◆ **Brief**:
Write the material out again exactly as it stands.

◆ **Dataset**:
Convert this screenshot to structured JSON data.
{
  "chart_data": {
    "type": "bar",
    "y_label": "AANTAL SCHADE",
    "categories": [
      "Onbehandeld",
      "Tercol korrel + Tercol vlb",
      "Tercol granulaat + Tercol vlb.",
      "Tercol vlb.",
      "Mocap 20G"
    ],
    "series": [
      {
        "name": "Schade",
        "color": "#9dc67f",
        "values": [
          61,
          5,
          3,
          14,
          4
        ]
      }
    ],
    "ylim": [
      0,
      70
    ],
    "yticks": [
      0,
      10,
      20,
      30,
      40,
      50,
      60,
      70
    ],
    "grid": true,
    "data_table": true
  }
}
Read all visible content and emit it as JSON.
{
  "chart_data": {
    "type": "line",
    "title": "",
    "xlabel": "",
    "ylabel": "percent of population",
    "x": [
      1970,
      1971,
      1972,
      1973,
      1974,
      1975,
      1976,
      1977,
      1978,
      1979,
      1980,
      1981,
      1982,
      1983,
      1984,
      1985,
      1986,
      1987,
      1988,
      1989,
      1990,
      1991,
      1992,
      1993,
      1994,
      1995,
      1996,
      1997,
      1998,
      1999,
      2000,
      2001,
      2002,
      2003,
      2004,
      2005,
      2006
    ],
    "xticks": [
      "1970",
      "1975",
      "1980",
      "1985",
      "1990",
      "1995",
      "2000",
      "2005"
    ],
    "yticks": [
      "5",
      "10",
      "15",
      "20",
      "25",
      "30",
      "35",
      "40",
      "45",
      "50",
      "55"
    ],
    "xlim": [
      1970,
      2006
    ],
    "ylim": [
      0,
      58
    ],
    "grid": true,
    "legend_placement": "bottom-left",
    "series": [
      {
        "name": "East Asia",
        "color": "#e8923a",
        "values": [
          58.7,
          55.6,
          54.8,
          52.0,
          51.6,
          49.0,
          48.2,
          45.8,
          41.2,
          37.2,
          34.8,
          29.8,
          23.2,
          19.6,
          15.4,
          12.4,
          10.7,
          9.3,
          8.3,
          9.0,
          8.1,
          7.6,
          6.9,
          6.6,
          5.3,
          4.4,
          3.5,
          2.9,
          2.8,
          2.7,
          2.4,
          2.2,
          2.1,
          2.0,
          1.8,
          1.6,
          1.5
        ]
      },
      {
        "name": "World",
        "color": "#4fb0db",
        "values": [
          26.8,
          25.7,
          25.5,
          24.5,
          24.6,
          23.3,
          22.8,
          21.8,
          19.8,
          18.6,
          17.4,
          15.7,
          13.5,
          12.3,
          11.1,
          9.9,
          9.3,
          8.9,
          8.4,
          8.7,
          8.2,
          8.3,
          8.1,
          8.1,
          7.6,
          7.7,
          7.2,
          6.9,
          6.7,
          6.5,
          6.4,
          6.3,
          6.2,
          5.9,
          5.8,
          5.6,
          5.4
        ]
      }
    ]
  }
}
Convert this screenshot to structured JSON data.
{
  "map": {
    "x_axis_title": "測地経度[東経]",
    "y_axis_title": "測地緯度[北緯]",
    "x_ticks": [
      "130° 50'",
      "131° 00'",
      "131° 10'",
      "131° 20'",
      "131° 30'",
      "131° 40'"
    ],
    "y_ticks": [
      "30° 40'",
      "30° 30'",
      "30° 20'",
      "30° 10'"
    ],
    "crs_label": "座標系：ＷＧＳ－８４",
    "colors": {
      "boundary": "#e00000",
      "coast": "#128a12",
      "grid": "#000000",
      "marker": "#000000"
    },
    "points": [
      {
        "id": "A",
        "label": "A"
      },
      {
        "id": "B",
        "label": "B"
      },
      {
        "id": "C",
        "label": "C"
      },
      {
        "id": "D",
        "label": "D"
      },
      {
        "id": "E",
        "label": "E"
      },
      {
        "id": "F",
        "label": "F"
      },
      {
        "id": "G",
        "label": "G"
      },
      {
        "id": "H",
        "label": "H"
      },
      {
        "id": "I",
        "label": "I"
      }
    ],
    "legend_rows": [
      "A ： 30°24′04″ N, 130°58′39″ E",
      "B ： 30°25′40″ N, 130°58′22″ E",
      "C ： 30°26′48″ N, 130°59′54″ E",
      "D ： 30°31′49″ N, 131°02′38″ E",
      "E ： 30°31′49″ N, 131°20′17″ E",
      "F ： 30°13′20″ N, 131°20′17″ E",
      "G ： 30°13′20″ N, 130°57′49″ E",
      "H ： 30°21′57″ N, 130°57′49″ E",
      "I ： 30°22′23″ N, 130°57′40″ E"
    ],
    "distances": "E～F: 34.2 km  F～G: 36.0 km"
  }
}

◆ **Written response**:
Convert this screenshot to structured JSON data.
{
  "chart_data": {
    "type": "bar",
    "y_label": "AANTAL SCHADE",
    "categories": [
      "Onbehandeld",
      "Tercol korrel + Tercol vlb",
      "Tercol granulaat + Tercol vlb.",
      "Tercol vlb.",
      "Mocap 20G"
    ],
    "series": [
      {
        "name": "Schade",
        "color": "#9dc67f",
        "values": [
          61,
          5,
          3,
          14,
          4
        ]
      }
    ],
    "ylim": [
      0,
      70
    ],
    "yticks": [
      0,
      10,
      20,
      30,
      40,
      50,
      60,
      70
    ],
    "grid": true,
    "data_table": true
  }
}
Read all visible content and emit it as JSON.
{
  "chart_data": {
    "type": "line",
    "title": "",
    "xlabel": "",
    "ylabel": "percent of population",
    "x": [
      1970,
      1971,
      1972,
      1973,
      1974,
      1975,
      1976,
      1977,
      1978,
      1979,
      1980,
      1981,
      1982,
      1983,
      1984,
      1985,
      1986,
      1987,
      1988,
      1989,
      1990,
      1991,
      1992,
      1993,
      1994,
      1995,
      1996,
      1997,
      1998,
      1999,
      2000,
      2001,
      2002,
      2003,
      2004,
      2005,
      2006
    ],
    "xticks": [
      "1970",
      "1975",
      "1980",
      "1985",
      "1990",
      "1995",
      "2000",
      "2005"
    ],
    "yticks": [
      "5",
      "10",
      "15",
      "20",
      "25",
      "30",
      "35",
      "40",
      "45",
      "50",
      "55"
    ],
    "xlim": [
      1970,
      2006
    ],
    "ylim": [
      0,
      58
    ],
    "grid": true,
    "legend_placement": "bottom-left",
    "series": [
      {
        "name": "East Asia",
        "color": "#e8923a",
        "values": [
          58.7,
          55.6,
          54.8,
          52.0,
          51.6,
          49.0,
          48.2,
          45.8,
          41.2,
          37.2,
          34.8,
          29.8,
          23.2,
          19.6,
          15.4,
          12.4,
          10.7,
          9.3,
          8.3,
          9.0,
          8.1,
          7.6,
          6.9,
          6.6,
          5.3,
          4.4,
          3.5,
          2.9,
          2.8,
          2.7,
          2.4,
          2.2,
          2.1,
          2.0,
          1.8,
          1.6,
          1.5
        ]
      },
      {
        "name": "World",
        "color": "#4fb0db",
        "values": [
          26.8,
          25.7,
          25.5,
          24.5,
          24.6,
          23.3,
          22.8,
          21.8,
          19.8,
          18.6,
          17.4,
          15.7,
          13.5,
          12.3,
          11.1,
          9.9,
          9.3,
          8.9,
          8.4,
          8.7,
          8.2,
          8.3,
          8.1,
          8.1,
          7.6,
          7.7,
          7.2,
          6.9,
          6.7,
          6.5,
          6.4,
          6.3,
          6.2,
          5.9,
          5.8,
          5.6,
          5.4
        ]
      }
    ]
  }
}
Convert this screenshot to structured JSON data.
{
  "map": {
    "x_axis_title": "測地経度[東経]",
    "y_axis_title": "測地緯度[北緯]",
    "x_ticks": [
      "130° 50'",
      "131° 00'",
      "131° 10'",
      "131° 20'",
      "131° 30'",
      "131° 40'"
    ],
    "y_ticks": [
      "30° 40'",
      "30° 30'",
      "30° 20'",
      "30° 10'"
    ],
    "crs_label": "座標系：ＷＧＳ－８４",
    "colors": {
      "boundary": "#e00000",
      "coast": "#128a12",
      "grid": "#000000",
      "marker": "#000000"
    },
    "points": [
      {
        "id": "A",
        "label": "A"
      },
      {
        "id": "B",
        "label": "B"
      },
      {
        "id": "C",
        "label": "C"
      },
      {
        "id": "D",
        "label": "D"
      },
      {
        "id": "E",
        "label": "E"
      },
      {
        "id": "F",
        "label": "F"
      },
      {
        "id": "G",
        "label": "G"
      },
      {
        "id": "H",
        "label": "H"
      },
      {
        "id": "I",
        "label": "I"
      }
    ],
    "legend_rows": [
      "A ： 30°24′04″ N, 130°58′39″ E",
      "B ： 30°25′40″ N, 130°58′22″ E",
      "C ： 30°26′48″ N, 130°59′54″ E",
      "D ： 30°31′49″ N, 131°02′38″ E",
      "E ： 30°31′49″ N, 131°20′17″ E",
      "F ： 30°13′20″ N, 131°20′17″ E",
      "G ： 30°13′20″ N, 130°57′49″ E",
      "H ： 30°21′57″ N, 130°57′49″ E",
      "I ： 30°22′23″ N, 130°57′40″ E"
    ],
    "distances": "E～F: 34.2 km  F～G: 36.0 km"
  }
}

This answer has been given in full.